# Supplied material
>> Begin
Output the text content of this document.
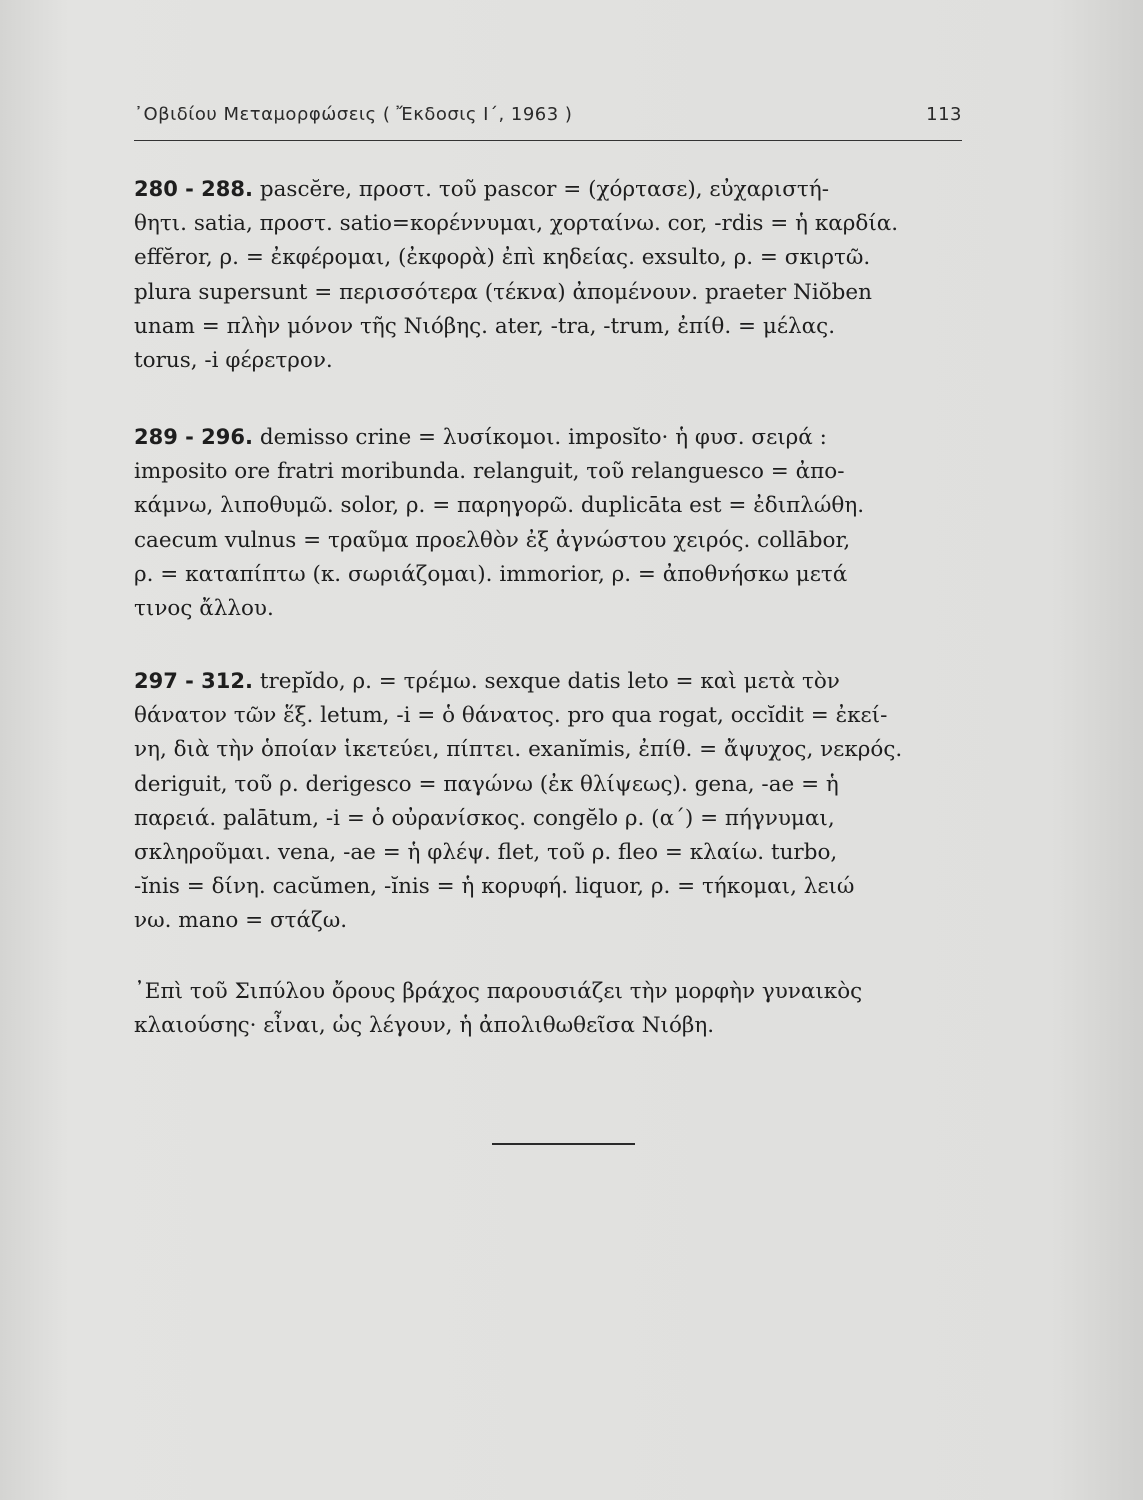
᾿Οβιδίου Μεταμορφώσεις ( Ἔκδοσις Ι΄, 1963 )	113
280 - 288. pascĕre, προστ. τοῦ pascor = (χόρτασε), εὐχαριστή-
θητι. satia, προστ. satio=κορέννυμαι, χορταίνω. cor, -rdis = ἡ καρδία.
effĕror, ρ. = ἐκφέρομαι, (ἐκφορὰ) ἐπὶ κηδείας. exsulto, ρ. = σκιρτῶ.
plura supersunt = περισσότερα (τέκνα) ἀπομένουν. praeter Niŏben
unam = πλὴν μόνον τῆς Νιόβης. ater, -tra, -trum, ἐπίθ. = μέλας.
torus, -i φέρετρον.
289 - 296. demisso crine = λυσίκομοι. imposĭto· ἡ φυσ. σειρά :
imposito ore fratri moribunda. relanguit, τοῦ relanguesco = ἀπο-
κάμνω, λιποθυμῶ. solor, ρ. = παρηγορῶ. duplicāta est = ἐδιπλώθη.
caecum vulnus = τραῦμα προελθὸν ἐξ ἀγνώστου χειρός. collābor,
ρ. = καταπίπτω (κ. σωριάζομαι). immorior, ρ. = ἀποθνήσκω μετά
τινος ἄλλου.
297 - 312. trepĭdo, ρ. = τρέμω. sexque datis leto = καὶ μετὰ τὸν
θάνατον τῶν ἕξ. letum, -i = ὁ θάνατος. pro qua rogat, occĭdit = ἐκεί-
νη, διὰ τὴν ὁποίαν ἱκετεύει, πίπτει. exanĭmis, ἐπίθ. = ἄψυχος, νεκρός.
deriguit, τοῦ ρ. derigesco = παγώνω (ἐκ θλίψεως). gena, -ae = ἡ
παρειά. palātum, -i = ὁ οὐρανίσκος. congĕlo ρ. (α΄) = πήγνυμαι,
σκληροῦμαι. vena, -ae = ἡ φλέψ. flet, τοῦ ρ. fleo = κλαίω. turbo,
-ĭnis = δίνη. cacŭmen, -ĭnis = ἡ κορυφή. liquor, ρ. = τήκομαι, λειώ
νω. mano = στάζω.
᾿Επὶ τοῦ Σιπύλου ὄρους βράχος παρουσιάζει τὴν μορφὴν γυναικὸς
κλαιούσης· εἶναι, ὡς λέγουν, ἡ ἀπολιθωθεῖσα Νιόβη.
>> End
# What the task asks
Set down the material exactly, every line of it, except for the pictures.

# Reply to the exercise
Output the text content of this document.
᾿Οβιδίου Μεταμορφώσεις ( Ἔκδοσις Ι΄, 1963 )	113
280 - 288. pascĕre, προστ. τοῦ pascor = (χόρτασε), εὐχαριστή-
θητι. satia, προστ. satio=κορέννυμαι, χορταίνω. cor, -rdis = ἡ καρδία.
effĕror, ρ. = ἐκφέρομαι, (ἐκφορὰ) ἐπὶ κηδείας. exsulto, ρ. = σκιρτῶ.
plura supersunt = περισσότερα (τέκνα) ἀπομένουν. praeter Niŏben
unam = πλὴν μόνον τῆς Νιόβης. ater, -tra, -trum, ἐπίθ. = μέλας.
torus, -i φέρετρον.
289 - 296. demisso crine = λυσίκομοι. imposĭto· ἡ φυσ. σειρά :
imposito ore fratri moribunda. relanguit, τοῦ relanguesco = ἀπο-
κάμνω, λιποθυμῶ. solor, ρ. = παρηγορῶ. duplicāta est = ἐδιπλώθη.
caecum vulnus = τραῦμα προελθὸν ἐξ ἀγνώστου χειρός. collābor,
ρ. = καταπίπτω (κ. σωριάζομαι). immorior, ρ. = ἀποθνήσκω μετά
τινος ἄλλου.
297 - 312. trepĭdo, ρ. = τρέμω. sexque datis leto = καὶ μετὰ τὸν
θάνατον τῶν ἕξ. letum, -i = ὁ θάνατος. pro qua rogat, occĭdit = ἐκεί-
νη, διὰ τὴν ὁποίαν ἱκετεύει, πίπτει. exanĭmis, ἐπίθ. = ἄψυχος, νεκρός.
deriguit, τοῦ ρ. derigesco = παγώνω (ἐκ θλίψεως). gena, -ae = ἡ
παρειά. palātum, -i = ὁ οὐρανίσκος. congĕlo ρ. (α΄) = πήγνυμαι,
σκληροῦμαι. vena, -ae = ἡ φλέψ. flet, τοῦ ρ. fleo = κλαίω. turbo,
-ĭnis = δίνη. cacŭmen, -ĭnis = ἡ κορυφή. liquor, ρ. = τήκομαι, λειώ
νω. mano = στάζω.
᾿Επὶ τοῦ Σιπύλου ὄρους βράχος παρουσιάζει τὴν μορφὴν γυναικὸς
κλαιούσης· εἶναι, ὡς λέγουν, ἡ ἀπολιθωθεῖσα Νιόβη.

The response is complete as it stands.